Dataset items

* * *

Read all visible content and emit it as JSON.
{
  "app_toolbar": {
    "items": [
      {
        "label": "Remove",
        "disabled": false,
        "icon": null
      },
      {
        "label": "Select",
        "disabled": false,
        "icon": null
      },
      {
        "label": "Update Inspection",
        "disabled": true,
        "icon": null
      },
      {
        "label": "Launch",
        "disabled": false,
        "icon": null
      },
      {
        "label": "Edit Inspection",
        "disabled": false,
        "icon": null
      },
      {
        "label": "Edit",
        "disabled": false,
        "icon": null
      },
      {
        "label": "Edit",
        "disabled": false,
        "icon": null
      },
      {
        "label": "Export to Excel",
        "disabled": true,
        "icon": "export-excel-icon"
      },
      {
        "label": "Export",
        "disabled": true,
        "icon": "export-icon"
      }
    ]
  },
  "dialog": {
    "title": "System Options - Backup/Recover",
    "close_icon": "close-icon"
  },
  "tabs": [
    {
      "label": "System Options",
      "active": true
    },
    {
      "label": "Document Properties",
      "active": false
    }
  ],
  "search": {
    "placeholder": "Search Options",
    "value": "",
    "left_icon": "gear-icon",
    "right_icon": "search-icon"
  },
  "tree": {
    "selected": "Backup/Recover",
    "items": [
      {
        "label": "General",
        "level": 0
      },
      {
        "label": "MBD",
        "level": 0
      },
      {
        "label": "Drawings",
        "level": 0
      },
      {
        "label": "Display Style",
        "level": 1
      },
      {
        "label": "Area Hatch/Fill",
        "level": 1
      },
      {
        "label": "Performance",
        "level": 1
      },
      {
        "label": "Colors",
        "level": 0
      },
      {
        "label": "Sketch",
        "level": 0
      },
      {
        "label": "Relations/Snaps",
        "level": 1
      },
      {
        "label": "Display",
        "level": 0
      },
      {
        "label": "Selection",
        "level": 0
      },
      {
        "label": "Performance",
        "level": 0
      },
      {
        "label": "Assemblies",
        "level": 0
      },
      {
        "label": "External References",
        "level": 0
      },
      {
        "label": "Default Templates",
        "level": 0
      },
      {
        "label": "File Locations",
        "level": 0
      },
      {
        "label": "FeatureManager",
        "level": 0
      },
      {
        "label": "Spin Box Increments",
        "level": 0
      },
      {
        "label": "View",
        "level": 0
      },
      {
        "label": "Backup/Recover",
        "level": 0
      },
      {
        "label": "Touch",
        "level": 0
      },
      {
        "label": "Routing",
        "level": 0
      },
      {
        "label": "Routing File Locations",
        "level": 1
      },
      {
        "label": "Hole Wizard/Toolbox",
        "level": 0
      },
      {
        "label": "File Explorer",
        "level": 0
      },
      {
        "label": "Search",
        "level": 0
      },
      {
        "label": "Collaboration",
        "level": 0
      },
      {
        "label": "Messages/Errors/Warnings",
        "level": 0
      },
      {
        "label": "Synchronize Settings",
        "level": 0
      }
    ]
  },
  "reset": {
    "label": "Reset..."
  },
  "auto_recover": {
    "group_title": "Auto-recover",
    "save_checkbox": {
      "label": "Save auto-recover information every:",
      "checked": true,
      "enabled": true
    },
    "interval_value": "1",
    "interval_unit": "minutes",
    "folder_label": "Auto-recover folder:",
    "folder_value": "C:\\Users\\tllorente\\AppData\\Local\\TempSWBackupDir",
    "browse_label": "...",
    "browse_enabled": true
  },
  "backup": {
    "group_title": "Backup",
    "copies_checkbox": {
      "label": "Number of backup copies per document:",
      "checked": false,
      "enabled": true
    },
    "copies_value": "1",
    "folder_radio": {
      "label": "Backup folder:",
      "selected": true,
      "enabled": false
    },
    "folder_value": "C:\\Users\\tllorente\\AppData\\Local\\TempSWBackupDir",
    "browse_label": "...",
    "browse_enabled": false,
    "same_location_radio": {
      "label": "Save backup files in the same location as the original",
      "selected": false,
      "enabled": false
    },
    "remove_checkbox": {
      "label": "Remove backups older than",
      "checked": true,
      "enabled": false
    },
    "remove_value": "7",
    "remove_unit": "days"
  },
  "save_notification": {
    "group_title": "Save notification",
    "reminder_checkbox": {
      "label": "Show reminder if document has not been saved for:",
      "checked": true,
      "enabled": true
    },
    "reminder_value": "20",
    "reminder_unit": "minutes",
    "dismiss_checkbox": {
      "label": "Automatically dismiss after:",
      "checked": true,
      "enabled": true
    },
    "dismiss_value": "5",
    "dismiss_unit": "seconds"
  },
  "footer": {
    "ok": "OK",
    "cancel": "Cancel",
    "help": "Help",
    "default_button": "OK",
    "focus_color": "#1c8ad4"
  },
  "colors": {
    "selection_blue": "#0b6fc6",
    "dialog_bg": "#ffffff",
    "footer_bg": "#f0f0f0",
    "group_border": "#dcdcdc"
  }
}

* * *

Restate each of the entries above verbatim.

(Result for this exercise)
Read all visible content and emit it as JSON.
{
  "app_toolbar": {
    "items": [
      {
        "label": "Remove",
        "disabled": false,
        "icon": null
      },
      {
        "label": "Select",
        "disabled": false,
        "icon": null
      },
      {
        "label": "Update Inspection",
        "disabled": true,
        "icon": null
      },
      {
        "label": "Launch",
        "disabled": false,
        "icon": null
      },
      {
        "label": "Edit Inspection",
        "disabled": false,
        "icon": null
      },
      {
        "label": "Edit",
        "disabled": false,
        "icon": null
      },
      {
        "label": "Edit",
        "disabled": false,
        "icon": null
      },
      {
        "label": "Export to Excel",
        "disabled": true,
        "icon": "export-excel-icon"
      },
      {
        "label": "Export",
        "disabled": true,
        "icon": "export-icon"
      }
    ]
  },
  "dialog": {
    "title": "System Options - Backup/Recover",
    "close_icon": "close-icon"
  },
  "tabs": [
    {
      "label": "System Options",
      "active": true
    },
    {
      "label": "Document Properties",
      "active": false
    }
  ],
  "search": {
    "placeholder": "Search Options",
    "value": "",
    "left_icon": "gear-icon",
    "right_icon": "search-icon"
  },
  "tree": {
    "selected": "Backup/Recover",
    "items": [
      {
        "label": "General",
        "level": 0
      },
      {
        "label": "MBD",
        "level": 0
      },
      {
        "label": "Drawings",
        "level": 0
      },
      {
        "label": "Display Style",
        "level": 1
      },
      {
        "label": "Area Hatch/Fill",
        "level": 1
      },
      {
        "label": "Performance",
        "level": 1
      },
      {
        "label": "Colors",
        "level": 0
      },
      {
        "label": "Sketch",
        "level": 0
      },
      {
        "label": "Relations/Snaps",
        "level": 1
      },
      {
        "label": "Display",
        "level": 0
      },
      {
        "label": "Selection",
        "level": 0
      },
      {
        "label": "Performance",
        "level": 0
      },
      {
        "label": "Assemblies",
        "level": 0
      },
      {
        "label": "External References",
        "level": 0
      },
      {
        "label": "Default Templates",
        "level": 0
      },
      {
        "label": "File Locations",
        "level": 0
      },
      {
        "label": "FeatureManager",
        "level": 0
      },
      {
        "label": "Spin Box Increments",
        "level": 0
      },
      {
        "label": "View",
        "level": 0
      },
      {
        "label": "Backup/Recover",
        "level": 0
      },
      {
        "label": "Touch",
        "level": 0
      },
      {
        "label": "Routing",
        "level": 0
      },
      {
        "label": "Routing File Locations",
        "level": 1
      },
      {
        "label": "Hole Wizard/Toolbox",
        "level": 0
      },
      {
        "label": "File Explorer",
        "level": 0
      },
      {
        "label": "Search",
        "level": 0
      },
      {
        "label": "Collaboration",
        "level": 0
      },
      {
        "label": "Messages/Errors/Warnings",
        "level": 0
      },
      {
        "label": "Synchronize Settings",
        "level": 0
      }
    ]
  },
  "reset": {
    "label": "Reset..."
  },
  "auto_recover": {
    "group_title": "Auto-recover",
    "save_checkbox": {
      "label": "Save auto-recover information every:",
      "checked": true,
      "enabled": true
    },
    "interval_value": "1",
    "interval_unit": "minutes",
    "folder_label": "Auto-recover folder:",
    "folder_value": "C:\\Users\\tllorente\\AppData\\Local\\TempSWBackupDir",
    "browse_label": "...",
    "browse_enabled": true
  },
  "backup": {
    "group_title": "Backup",
    "copies_checkbox": {
      "label": "Number of backup copies per document:",
      "checked": false,
      "enabled": true
    },
    "copies_value": "1",
    "folder_radio": {
      "label": "Backup folder:",
      "selected": true,
      "enabled": false
    },
    "folder_value": "C:\\Users\\tllorente\\AppData\\Local\\TempSWBackupDir",
    "browse_label": "...",
    "browse_enabled": false,
    "same_location_radio": {
      "label": "Save backup files in the same location as the original",
      "selected": false,
      "enabled": false
    },
    "remove_checkbox": {
      "label": "Remove backups older than",
      "checked": true,
      "enabled": false
    },
    "remove_value": "7",
    "remove_unit": "days"
  },
  "save_notification": {
    "group_title": "Save notification",
    "reminder_checkbox": {
      "label": "Show reminder if document has not been saved for:",
      "checked": true,
      "enabled": true
    },
    "reminder_value": "20",
    "reminder_unit": "minutes",
    "dismiss_checkbox": {
      "label": "Automatically dismiss after:",
      "checked": true,
      "enabled": true
    },
    "dismiss_value": "5",
    "dismiss_unit": "seconds"
  },
  "footer": {
    "ok": "OK",
    "cancel": "Cancel",
    "help": "Help",
    "default_button": "OK",
    "focus_color": "#1c8ad4"
  },
  "colors": {
    "selection_blue": "#0b6fc6",
    "dialog_bg": "#ffffff",
    "footer_bg": "#f0f0f0",
    "group_border": "#dcdcdc"
  }
}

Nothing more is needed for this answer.